> [Problem to work on]:
Reproduce every entry in the listing without alteration.

> [Provided material]:
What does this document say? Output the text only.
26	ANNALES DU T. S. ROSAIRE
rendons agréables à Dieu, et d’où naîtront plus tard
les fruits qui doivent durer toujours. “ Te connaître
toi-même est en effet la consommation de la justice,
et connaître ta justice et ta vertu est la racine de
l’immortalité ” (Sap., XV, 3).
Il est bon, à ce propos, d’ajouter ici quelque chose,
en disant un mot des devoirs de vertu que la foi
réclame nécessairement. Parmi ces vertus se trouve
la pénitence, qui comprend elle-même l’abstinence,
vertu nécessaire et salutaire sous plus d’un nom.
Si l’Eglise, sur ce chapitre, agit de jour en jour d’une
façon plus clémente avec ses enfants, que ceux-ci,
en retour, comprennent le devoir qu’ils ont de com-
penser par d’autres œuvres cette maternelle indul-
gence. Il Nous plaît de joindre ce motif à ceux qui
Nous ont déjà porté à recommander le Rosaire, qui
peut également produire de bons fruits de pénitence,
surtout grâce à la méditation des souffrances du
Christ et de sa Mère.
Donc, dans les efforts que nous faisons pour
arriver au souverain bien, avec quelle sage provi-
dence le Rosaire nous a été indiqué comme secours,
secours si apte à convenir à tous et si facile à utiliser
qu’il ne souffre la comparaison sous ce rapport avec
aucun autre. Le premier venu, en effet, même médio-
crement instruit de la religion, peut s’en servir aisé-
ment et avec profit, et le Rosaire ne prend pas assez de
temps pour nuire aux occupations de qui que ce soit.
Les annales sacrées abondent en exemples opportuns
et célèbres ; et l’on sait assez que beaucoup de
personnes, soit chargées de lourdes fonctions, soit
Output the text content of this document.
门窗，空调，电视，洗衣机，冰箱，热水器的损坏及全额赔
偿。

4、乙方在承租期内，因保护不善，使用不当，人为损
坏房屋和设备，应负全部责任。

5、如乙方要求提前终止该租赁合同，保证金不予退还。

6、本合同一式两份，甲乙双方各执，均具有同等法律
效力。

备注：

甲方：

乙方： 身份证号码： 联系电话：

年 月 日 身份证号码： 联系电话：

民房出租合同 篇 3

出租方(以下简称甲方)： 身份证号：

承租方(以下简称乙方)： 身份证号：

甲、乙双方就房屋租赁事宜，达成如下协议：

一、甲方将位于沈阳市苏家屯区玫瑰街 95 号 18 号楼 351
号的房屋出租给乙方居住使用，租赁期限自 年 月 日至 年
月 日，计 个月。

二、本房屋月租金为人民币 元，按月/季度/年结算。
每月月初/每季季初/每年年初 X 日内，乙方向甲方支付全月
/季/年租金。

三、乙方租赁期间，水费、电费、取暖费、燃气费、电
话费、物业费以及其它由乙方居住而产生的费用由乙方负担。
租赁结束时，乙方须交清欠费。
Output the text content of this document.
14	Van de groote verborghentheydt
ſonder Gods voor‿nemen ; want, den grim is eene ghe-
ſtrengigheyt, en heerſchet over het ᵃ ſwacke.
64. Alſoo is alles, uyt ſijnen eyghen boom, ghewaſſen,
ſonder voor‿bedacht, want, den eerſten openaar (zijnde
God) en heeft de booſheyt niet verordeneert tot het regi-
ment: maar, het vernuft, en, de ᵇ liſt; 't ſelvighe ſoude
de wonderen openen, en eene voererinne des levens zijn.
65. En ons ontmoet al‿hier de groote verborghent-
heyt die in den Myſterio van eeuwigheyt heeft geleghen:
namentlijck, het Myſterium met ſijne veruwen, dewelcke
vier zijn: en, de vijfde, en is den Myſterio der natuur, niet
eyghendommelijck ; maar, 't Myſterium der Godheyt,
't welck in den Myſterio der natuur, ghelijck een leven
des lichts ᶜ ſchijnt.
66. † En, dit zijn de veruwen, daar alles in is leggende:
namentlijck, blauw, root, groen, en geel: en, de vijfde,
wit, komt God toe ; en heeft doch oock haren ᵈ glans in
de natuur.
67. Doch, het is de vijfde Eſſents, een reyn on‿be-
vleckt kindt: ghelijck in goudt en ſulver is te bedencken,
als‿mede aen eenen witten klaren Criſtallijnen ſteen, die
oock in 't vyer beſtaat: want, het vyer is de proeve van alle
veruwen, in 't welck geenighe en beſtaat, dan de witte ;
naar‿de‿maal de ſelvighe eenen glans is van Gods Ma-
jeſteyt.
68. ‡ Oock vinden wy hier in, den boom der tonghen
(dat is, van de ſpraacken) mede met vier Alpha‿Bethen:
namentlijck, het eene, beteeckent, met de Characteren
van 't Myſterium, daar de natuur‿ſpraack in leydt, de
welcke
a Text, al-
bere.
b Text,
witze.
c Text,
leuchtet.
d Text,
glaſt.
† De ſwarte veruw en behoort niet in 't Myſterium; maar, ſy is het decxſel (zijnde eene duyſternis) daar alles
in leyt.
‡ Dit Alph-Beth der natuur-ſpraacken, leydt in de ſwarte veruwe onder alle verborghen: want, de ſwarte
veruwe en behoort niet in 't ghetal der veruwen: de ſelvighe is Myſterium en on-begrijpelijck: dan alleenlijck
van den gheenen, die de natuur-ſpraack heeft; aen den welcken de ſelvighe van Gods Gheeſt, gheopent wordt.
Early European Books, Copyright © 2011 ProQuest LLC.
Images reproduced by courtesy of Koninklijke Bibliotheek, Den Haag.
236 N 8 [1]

> [The reply]:
What does this document say? Output the text only.
26	ANNALES DU T. S. ROSAIRE
rendons agréables à Dieu, et d’où naîtront plus tard
les fruits qui doivent durer toujours. “ Te connaître
toi-même est en effet la consommation de la justice,
et connaître ta justice et ta vertu est la racine de
l’immortalité ” (Sap., XV, 3).
Il est bon, à ce propos, d’ajouter ici quelque chose,
en disant un mot des devoirs de vertu que la foi
réclame nécessairement. Parmi ces vertus se trouve
la pénitence, qui comprend elle-même l’abstinence,
vertu nécessaire et salutaire sous plus d’un nom.
Si l’Eglise, sur ce chapitre, agit de jour en jour d’une
façon plus clémente avec ses enfants, que ceux-ci,
en retour, comprennent le devoir qu’ils ont de com-
penser par d’autres œuvres cette maternelle indul-
gence. Il Nous plaît de joindre ce motif à ceux qui
Nous ont déjà porté à recommander le Rosaire, qui
peut également produire de bons fruits de pénitence,
surtout grâce à la méditation des souffrances du
Christ et de sa Mère.
Donc, dans les efforts que nous faisons pour
arriver au souverain bien, avec quelle sage provi-
dence le Rosaire nous a été indiqué comme secours,
secours si apte à convenir à tous et si facile à utiliser
qu’il ne souffre la comparaison sous ce rapport avec
aucun autre. Le premier venu, en effet, même médio-
crement instruit de la religion, peut s’en servir aisé-
ment et avec profit, et le Rosaire ne prend pas assez de
temps pour nuire aux occupations de qui que ce soit.
Les annales sacrées abondent en exemples opportuns
et célèbres ; et l’on sait assez que beaucoup de
personnes, soit chargées de lourdes fonctions, soit
Output the text content of this document.
门窗，空调，电视，洗衣机，冰箱，热水器的损坏及全额赔
偿。

4、乙方在承租期内，因保护不善，使用不当，人为损
坏房屋和设备，应负全部责任。

5、如乙方要求提前终止该租赁合同，保证金不予退还。

6、本合同一式两份，甲乙双方各执，均具有同等法律
效力。

备注：

甲方：

乙方： 身份证号码： 联系电话：

年 月 日 身份证号码： 联系电话：

民房出租合同 篇 3

出租方(以下简称甲方)： 身份证号：

承租方(以下简称乙方)： 身份证号：

甲、乙双方就房屋租赁事宜，达成如下协议：

一、甲方将位于沈阳市苏家屯区玫瑰街 95 号 18 号楼 351
号的房屋出租给乙方居住使用，租赁期限自 年 月 日至 年
月 日，计 个月。

二、本房屋月租金为人民币 元，按月/季度/年结算。
每月月初/每季季初/每年年初 X 日内，乙方向甲方支付全月
/季/年租金。

三、乙方租赁期间，水费、电费、取暖费、燃气费、电
话费、物业费以及其它由乙方居住而产生的费用由乙方负担。
租赁结束时，乙方须交清欠费。
Output the text content of this document.
14	Van de groote verborghentheydt
ſonder Gods voor‿nemen ; want, den grim is eene ghe-
ſtrengigheyt, en heerſchet over het ᵃ ſwacke.
64. Alſoo is alles, uyt ſijnen eyghen boom, ghewaſſen,
ſonder voor‿bedacht, want, den eerſten openaar (zijnde
God) en heeft de booſheyt niet verordeneert tot het regi-
ment: maar, het vernuft, en, de ᵇ liſt; 't ſelvighe ſoude
de wonderen openen, en eene voererinne des levens zijn.
65. En ons ontmoet al‿hier de groote verborghent-
heyt die in den Myſterio van eeuwigheyt heeft geleghen:
namentlijck, het Myſterium met ſijne veruwen, dewelcke
vier zijn: en, de vijfde, en is den Myſterio der natuur, niet
eyghendommelijck ; maar, 't Myſterium der Godheyt,
't welck in den Myſterio der natuur, ghelijck een leven
des lichts ᶜ ſchijnt.
66. † En, dit zijn de veruwen, daar alles in is leggende:
namentlijck, blauw, root, groen, en geel: en, de vijfde,
wit, komt God toe ; en heeft doch oock haren ᵈ glans in
de natuur.
67. Doch, het is de vijfde Eſſents, een reyn on‿be-
vleckt kindt: ghelijck in goudt en ſulver is te bedencken,
als‿mede aen eenen witten klaren Criſtallijnen ſteen, die
oock in 't vyer beſtaat: want, het vyer is de proeve van alle
veruwen, in 't welck geenighe en beſtaat, dan de witte ;
naar‿de‿maal de ſelvighe eenen glans is van Gods Ma-
jeſteyt.
68. ‡ Oock vinden wy hier in, den boom der tonghen
(dat is, van de ſpraacken) mede met vier Alpha‿Bethen:
namentlijck, het eene, beteeckent, met de Characteren
van 't Myſterium, daar de natuur‿ſpraack in leydt, de
welcke
a Text, al-
bere.
b Text,
witze.
c Text,
leuchtet.
d Text,
glaſt.
† De ſwarte veruw en behoort niet in 't Myſterium; maar, ſy is het decxſel (zijnde eene duyſternis) daar alles
in leyt.
‡ Dit Alph-Beth der natuur-ſpraacken, leydt in de ſwarte veruwe onder alle verborghen: want, de ſwarte
veruwe en behoort niet in 't ghetal der veruwen: de ſelvighe is Myſterium en on-begrijpelijck: dan alleenlijck
van den gheenen, die de natuur-ſpraack heeft; aen den welcken de ſelvighe van Gods Gheeſt, gheopent wordt.
Early European Books, Copyright © 2011 ProQuest LLC.
Images reproduced by courtesy of Koninklijke Bibliotheek, Den Haag.
236 N 8 [1]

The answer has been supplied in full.